Data records
○ ○ ○ ○

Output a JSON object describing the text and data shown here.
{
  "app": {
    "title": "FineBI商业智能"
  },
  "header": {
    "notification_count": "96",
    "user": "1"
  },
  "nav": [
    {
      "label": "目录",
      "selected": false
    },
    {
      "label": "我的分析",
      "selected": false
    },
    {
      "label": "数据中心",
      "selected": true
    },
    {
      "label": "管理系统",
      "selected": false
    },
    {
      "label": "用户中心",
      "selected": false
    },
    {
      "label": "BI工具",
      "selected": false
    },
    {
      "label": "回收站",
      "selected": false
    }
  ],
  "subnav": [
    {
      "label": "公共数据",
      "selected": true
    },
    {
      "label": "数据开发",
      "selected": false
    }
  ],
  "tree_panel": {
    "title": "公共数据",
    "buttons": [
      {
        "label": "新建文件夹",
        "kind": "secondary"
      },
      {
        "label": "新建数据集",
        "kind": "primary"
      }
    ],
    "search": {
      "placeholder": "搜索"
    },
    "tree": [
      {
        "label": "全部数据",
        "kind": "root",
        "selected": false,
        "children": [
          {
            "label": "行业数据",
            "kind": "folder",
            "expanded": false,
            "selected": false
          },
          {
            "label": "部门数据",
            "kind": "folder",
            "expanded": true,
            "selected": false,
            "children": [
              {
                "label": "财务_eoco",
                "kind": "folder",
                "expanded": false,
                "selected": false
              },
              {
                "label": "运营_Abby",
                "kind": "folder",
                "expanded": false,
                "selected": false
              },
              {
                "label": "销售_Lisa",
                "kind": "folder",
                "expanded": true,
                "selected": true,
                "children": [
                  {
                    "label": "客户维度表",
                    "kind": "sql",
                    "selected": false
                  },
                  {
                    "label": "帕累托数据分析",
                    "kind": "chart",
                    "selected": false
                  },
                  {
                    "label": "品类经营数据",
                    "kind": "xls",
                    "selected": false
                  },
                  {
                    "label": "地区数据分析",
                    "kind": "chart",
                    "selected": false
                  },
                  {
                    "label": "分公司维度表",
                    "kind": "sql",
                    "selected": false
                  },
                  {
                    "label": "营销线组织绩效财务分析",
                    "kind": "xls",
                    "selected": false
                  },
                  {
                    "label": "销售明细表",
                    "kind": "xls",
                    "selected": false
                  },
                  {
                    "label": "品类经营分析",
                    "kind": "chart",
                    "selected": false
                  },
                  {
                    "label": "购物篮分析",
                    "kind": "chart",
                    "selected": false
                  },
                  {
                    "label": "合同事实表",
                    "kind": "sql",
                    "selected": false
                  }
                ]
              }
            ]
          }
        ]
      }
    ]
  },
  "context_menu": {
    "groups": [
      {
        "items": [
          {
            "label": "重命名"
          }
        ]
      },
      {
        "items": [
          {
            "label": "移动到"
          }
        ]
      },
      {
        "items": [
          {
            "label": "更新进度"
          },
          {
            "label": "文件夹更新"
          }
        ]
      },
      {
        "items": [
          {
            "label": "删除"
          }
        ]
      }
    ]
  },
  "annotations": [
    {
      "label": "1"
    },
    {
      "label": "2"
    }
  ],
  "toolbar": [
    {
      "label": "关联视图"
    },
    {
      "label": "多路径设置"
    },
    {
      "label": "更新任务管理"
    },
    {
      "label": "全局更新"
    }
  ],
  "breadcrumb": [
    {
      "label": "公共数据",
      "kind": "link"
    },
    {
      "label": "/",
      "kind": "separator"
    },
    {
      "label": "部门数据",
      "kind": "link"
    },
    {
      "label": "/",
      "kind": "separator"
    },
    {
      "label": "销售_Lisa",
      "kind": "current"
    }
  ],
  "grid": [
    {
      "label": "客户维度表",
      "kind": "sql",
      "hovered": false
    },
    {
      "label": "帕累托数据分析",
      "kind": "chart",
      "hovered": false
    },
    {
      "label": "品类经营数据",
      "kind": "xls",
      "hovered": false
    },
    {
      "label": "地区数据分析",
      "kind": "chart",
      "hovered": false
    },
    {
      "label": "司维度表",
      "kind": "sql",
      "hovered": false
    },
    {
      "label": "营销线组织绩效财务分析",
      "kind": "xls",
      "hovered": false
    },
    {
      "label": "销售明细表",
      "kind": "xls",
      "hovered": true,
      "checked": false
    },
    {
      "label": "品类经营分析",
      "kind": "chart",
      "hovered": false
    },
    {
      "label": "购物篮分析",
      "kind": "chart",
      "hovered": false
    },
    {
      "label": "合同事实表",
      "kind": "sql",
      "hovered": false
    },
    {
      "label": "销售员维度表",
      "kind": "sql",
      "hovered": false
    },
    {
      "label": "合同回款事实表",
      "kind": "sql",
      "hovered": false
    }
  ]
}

○ ○ ○ ○

> The request
Copy out each line exactly as written.

> Response for this exercise
Output a JSON object describing the text and data shown here.
{
  "app": {
    "title": "FineBI商业智能"
  },
  "header": {
    "notification_count": "96",
    "user": "1"
  },
  "nav": [
    {
      "label": "目录",
      "selected": false
    },
    {
      "label": "我的分析",
      "selected": false
    },
    {
      "label": "数据中心",
      "selected": true
    },
    {
      "label": "管理系统",
      "selected": false
    },
    {
      "label": "用户中心",
      "selected": false
    },
    {
      "label": "BI工具",
      "selected": false
    },
    {
      "label": "回收站",
      "selected": false
    }
  ],
  "subnav": [
    {
      "label": "公共数据",
      "selected": true
    },
    {
      "label": "数据开发",
      "selected": false
    }
  ],
  "tree_panel": {
    "title": "公共数据",
    "buttons": [
      {
        "label": "新建文件夹",
        "kind": "secondary"
      },
      {
        "label": "新建数据集",
        "kind": "primary"
      }
    ],
    "search": {
      "placeholder": "搜索"
    },
    "tree": [
      {
        "label": "全部数据",
        "kind": "root",
        "selected": false,
        "children": [
          {
            "label": "行业数据",
            "kind": "folder",
            "expanded": false,
            "selected": false
          },
          {
            "label": "部门数据",
            "kind": "folder",
            "expanded": true,
            "selected": false,
            "children": [
              {
                "label": "财务_eoco",
                "kind": "folder",
                "expanded": false,
                "selected": false
              },
              {
                "label": "运营_Abby",
                "kind": "folder",
                "expanded": false,
                "selected": false
              },
              {
                "label": "销售_Lisa",
                "kind": "folder",
                "expanded": true,
                "selected": true,
                "children": [
                  {
                    "label": "客户维度表",
                    "kind": "sql",
                    "selected": false
                  },
                  {
                    "label": "帕累托数据分析",
                    "kind": "chart",
                    "selected": false
                  },
                  {
                    "label": "品类经营数据",
                    "kind": "xls",
                    "selected": false
                  },
                  {
                    "label": "地区数据分析",
                    "kind": "chart",
                    "selected": false
                  },
                  {
                    "label": "分公司维度表",
                    "kind": "sql",
                    "selected": false
                  },
                  {
                    "label": "营销线组织绩效财务分析",
                    "kind": "xls",
                    "selected": false
                  },
                  {
                    "label": "销售明细表",
                    "kind": "xls",
                    "selected": false
                  },
                  {
                    "label": "品类经营分析",
                    "kind": "chart",
                    "selected": false
                  },
                  {
                    "label": "购物篮分析",
                    "kind": "chart",
                    "selected": false
                  },
                  {
                    "label": "合同事实表",
                    "kind": "sql",
                    "selected": false
                  }
                ]
              }
            ]
          }
        ]
      }
    ]
  },
  "context_menu": {
    "groups": [
      {
        "items": [
          {
            "label": "重命名"
          }
        ]
      },
      {
        "items": [
          {
            "label": "移动到"
          }
        ]
      },
      {
        "items": [
          {
            "label": "更新进度"
          },
          {
            "label": "文件夹更新"
          }
        ]
      },
      {
        "items": [
          {
            "label": "删除"
          }
        ]
      }
    ]
  },
  "annotations": [
    {
      "label": "1"
    },
    {
      "label": "2"
    }
  ],
  "toolbar": [
    {
      "label": "关联视图"
    },
    {
      "label": "多路径设置"
    },
    {
      "label": "更新任务管理"
    },
    {
      "label": "全局更新"
    }
  ],
  "breadcrumb": [
    {
      "label": "公共数据",
      "kind": "link"
    },
    {
      "label": "/",
      "kind": "separator"
    },
    {
      "label": "部门数据",
      "kind": "link"
    },
    {
      "label": "/",
      "kind": "separator"
    },
    {
      "label": "销售_Lisa",
      "kind": "current"
    }
  ],
  "grid": [
    {
      "label": "客户维度表",
      "kind": "sql",
      "hovered": false
    },
    {
      "label": "帕累托数据分析",
      "kind": "chart",
      "hovered": false
    },
    {
      "label": "品类经营数据",
      "kind": "xls",
      "hovered": false
    },
    {
      "label": "地区数据分析",
      "kind": "chart",
      "hovered": false
    },
    {
      "label": "司维度表",
      "kind": "sql",
      "hovered": false
    },
    {
      "label": "营销线组织绩效财务分析",
      "kind": "xls",
      "hovered": false
    },
    {
      "label": "销售明细表",
      "kind": "xls",
      "hovered": true,
      "checked": false
    },
    {
      "label": "品类经营分析",
      "kind": "chart",
      "hovered": false
    },
    {
      "label": "购物篮分析",
      "kind": "chart",
      "hovered": false
    },
    {
      "label": "合同事实表",
      "kind": "sql",
      "hovered": false
    },
    {
      "label": "销售员维度表",
      "kind": "sql",
      "hovered": false
    },
    {
      "label": "合同回款事实表",
      "kind": "sql",
      "hovered": false
    }
  ]
}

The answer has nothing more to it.